Records for processing.
-- begin --

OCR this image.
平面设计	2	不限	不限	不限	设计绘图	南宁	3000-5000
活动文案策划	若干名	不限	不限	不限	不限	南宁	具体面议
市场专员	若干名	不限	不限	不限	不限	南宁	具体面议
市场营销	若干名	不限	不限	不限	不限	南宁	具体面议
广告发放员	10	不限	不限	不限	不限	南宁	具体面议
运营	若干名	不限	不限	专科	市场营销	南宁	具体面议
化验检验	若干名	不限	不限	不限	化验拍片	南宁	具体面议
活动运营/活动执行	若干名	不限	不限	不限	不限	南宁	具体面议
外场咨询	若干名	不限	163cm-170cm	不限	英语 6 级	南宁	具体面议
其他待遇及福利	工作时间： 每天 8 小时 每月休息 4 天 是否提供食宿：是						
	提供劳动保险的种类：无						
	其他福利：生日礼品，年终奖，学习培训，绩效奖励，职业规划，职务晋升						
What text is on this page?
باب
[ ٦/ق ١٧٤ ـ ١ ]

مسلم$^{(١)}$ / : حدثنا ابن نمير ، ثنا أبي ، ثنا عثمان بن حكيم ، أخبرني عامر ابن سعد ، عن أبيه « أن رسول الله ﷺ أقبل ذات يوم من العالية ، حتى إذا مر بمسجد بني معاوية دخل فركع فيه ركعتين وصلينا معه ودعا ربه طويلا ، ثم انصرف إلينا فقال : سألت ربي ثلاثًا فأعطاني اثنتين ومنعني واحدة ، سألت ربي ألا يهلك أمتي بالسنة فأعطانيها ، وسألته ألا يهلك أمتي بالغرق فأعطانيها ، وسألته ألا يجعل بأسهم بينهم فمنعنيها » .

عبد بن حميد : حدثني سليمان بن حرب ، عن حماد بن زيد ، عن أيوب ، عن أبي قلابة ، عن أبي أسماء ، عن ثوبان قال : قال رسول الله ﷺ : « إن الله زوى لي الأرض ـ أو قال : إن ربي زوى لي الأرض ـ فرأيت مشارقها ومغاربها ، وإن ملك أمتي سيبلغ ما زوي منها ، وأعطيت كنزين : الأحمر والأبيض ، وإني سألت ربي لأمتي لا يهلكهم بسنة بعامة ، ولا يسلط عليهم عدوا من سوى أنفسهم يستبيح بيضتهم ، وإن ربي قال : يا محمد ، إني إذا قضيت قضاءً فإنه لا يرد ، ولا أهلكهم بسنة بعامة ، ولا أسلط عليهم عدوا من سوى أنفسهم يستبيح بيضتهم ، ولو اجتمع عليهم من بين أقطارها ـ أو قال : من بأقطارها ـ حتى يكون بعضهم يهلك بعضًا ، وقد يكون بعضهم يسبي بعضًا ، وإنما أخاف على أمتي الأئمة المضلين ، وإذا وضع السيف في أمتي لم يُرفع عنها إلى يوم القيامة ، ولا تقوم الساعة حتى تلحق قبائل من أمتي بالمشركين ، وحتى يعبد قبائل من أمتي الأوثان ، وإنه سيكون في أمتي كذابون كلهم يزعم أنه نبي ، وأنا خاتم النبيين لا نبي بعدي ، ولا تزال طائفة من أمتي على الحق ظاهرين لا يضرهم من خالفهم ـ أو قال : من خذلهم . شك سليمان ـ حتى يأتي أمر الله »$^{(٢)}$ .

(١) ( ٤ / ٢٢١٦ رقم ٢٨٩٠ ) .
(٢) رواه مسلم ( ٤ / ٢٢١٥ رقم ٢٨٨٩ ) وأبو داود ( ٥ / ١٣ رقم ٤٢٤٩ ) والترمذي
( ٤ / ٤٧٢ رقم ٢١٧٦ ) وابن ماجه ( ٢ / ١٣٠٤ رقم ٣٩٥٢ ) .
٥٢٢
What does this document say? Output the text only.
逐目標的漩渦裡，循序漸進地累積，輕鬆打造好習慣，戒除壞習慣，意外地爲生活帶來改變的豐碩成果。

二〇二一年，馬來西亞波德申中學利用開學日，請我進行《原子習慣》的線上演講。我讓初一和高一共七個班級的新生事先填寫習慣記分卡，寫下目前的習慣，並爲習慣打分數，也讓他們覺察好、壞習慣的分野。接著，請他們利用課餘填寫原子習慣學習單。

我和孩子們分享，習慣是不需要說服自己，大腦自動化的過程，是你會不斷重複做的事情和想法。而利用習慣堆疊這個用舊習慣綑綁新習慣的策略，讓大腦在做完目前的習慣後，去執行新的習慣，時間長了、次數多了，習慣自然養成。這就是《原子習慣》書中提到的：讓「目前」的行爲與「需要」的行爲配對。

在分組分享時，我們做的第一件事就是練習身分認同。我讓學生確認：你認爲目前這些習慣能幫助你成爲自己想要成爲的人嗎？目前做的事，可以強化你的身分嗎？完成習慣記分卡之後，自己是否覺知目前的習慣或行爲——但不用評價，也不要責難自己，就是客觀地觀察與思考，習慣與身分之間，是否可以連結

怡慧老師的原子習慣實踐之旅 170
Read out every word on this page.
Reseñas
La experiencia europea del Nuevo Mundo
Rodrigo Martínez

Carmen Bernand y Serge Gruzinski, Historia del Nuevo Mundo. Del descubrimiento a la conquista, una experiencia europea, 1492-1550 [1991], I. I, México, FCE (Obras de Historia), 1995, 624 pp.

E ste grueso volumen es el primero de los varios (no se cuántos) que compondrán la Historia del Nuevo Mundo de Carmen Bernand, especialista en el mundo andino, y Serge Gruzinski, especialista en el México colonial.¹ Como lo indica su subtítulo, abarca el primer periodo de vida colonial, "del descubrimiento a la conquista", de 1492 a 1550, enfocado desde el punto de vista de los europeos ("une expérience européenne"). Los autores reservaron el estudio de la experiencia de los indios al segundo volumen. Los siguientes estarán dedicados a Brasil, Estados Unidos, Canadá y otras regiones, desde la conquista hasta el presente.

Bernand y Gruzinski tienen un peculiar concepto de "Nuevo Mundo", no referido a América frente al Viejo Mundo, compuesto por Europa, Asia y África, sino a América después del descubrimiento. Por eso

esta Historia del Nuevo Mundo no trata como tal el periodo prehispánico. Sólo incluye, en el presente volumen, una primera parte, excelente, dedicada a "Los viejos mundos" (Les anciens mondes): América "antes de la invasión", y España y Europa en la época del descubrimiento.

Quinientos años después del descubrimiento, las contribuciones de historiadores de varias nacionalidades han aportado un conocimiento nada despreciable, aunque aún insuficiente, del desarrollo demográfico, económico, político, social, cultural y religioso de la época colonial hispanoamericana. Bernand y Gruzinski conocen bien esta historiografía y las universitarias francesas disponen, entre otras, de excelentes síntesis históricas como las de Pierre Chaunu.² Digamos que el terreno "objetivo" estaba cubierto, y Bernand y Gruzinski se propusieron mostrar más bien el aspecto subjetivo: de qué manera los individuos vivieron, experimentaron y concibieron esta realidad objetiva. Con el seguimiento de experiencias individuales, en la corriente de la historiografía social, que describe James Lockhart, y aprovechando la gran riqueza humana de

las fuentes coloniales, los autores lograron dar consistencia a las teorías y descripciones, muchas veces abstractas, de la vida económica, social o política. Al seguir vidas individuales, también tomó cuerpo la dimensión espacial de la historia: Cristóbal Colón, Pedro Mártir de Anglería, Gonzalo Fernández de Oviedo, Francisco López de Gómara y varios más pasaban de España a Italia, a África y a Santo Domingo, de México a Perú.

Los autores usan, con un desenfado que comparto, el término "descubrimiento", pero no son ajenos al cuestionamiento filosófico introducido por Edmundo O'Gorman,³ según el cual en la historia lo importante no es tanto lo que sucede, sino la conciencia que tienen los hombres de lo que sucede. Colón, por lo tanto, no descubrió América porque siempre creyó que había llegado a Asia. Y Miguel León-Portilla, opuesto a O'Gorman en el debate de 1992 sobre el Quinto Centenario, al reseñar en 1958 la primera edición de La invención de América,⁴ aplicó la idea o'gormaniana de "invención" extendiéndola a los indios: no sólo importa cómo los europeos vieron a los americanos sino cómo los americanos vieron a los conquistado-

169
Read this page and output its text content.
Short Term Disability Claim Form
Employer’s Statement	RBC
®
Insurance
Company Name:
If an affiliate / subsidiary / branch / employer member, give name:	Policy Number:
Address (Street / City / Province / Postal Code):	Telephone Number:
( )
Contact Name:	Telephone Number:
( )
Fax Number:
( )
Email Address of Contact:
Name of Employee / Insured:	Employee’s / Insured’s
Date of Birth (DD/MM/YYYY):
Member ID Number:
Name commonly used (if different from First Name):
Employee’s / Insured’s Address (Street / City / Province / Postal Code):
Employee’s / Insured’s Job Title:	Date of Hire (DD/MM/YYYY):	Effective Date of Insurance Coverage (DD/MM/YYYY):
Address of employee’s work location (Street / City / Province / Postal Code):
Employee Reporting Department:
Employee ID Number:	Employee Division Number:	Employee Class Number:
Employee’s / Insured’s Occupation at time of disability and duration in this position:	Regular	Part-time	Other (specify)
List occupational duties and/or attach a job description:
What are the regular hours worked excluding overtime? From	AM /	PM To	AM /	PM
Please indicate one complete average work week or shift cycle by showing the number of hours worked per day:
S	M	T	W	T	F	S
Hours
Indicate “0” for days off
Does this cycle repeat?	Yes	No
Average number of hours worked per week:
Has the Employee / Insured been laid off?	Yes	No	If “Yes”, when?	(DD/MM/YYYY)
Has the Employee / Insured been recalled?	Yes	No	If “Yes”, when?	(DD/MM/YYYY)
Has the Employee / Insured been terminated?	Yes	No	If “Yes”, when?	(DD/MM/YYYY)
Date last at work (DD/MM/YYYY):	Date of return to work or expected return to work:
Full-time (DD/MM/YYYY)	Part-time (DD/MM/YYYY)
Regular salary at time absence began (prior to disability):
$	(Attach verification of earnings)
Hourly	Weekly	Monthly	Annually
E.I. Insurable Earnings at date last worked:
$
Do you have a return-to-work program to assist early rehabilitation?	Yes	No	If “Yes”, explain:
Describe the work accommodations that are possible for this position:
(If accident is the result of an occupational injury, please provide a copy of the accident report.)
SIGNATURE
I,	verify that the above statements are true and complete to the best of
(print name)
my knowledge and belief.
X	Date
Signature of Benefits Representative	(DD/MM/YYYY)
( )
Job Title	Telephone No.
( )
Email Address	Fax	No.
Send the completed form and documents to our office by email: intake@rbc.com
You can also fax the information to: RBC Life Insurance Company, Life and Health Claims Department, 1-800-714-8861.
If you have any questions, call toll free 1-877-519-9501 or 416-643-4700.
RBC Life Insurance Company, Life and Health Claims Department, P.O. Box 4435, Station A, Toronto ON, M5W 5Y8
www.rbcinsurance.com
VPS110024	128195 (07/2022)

-- end --

Problem statement. Pick out every line of the listing containing the word "What", and show those lines.

Solution to this task.
What text is on this page?
What does this document say? Output the text only.
What are the regular hours worked excluding overtime? From	AM /	PM To	AM /	PM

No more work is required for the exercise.